Take the line that contains "What text is on this page?" as the first line and the last line of the material below as the final one; reproduce exactly the lines between, inclusive.

- _Provided entries_
--

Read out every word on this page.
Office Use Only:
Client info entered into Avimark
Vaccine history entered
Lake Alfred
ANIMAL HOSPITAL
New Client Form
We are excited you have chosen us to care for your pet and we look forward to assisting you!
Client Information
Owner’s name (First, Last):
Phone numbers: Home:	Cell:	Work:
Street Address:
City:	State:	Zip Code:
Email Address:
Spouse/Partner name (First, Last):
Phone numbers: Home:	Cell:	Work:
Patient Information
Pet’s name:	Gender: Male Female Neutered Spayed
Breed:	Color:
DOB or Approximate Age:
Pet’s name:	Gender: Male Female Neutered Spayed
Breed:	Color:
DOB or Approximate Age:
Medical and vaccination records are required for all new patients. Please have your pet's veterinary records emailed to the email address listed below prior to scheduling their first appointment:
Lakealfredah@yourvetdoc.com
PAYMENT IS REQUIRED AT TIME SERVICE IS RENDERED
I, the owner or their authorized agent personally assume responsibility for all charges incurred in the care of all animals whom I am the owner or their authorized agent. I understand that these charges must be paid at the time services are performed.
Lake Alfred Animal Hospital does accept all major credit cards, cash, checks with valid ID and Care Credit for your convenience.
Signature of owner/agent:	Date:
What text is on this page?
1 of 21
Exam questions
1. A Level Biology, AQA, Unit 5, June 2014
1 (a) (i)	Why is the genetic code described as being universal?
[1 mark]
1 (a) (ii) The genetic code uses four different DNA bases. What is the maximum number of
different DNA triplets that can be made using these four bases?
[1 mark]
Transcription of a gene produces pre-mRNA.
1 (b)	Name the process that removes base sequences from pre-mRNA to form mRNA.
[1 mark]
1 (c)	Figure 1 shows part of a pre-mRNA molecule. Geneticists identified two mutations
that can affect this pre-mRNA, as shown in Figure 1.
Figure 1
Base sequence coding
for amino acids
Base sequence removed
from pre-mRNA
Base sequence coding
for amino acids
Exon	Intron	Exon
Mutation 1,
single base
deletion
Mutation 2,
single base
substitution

--

- _Exercise output_
What text is on this page?
1 of 21
Exam questions
1. A Level Biology, AQA, Unit 5, June 2014
1 (a) (i)	Why is the genetic code described as being universal?
[1 mark]
1 (a) (ii) The genetic code uses four different DNA bases. What is the maximum number of
different DNA triplets that can be made using these four bases?
[1 mark]
Transcription of a gene produces pre-mRNA.
1 (b)	Name the process that removes base sequences from pre-mRNA to form mRNA.
[1 mark]
1 (c)	Figure 1 shows part of a pre-mRNA molecule. Geneticists identified two mutations
that can affect this pre-mRNA, as shown in Figure 1.
Figure 1
Base sequence coding
for amino acids
Base sequence removed
from pre-mRNA
Base sequence coding
for amino acids
Exon	Intron	Exon
Mutation 1,
single base
deletion
Mutation 2,
single base
substitution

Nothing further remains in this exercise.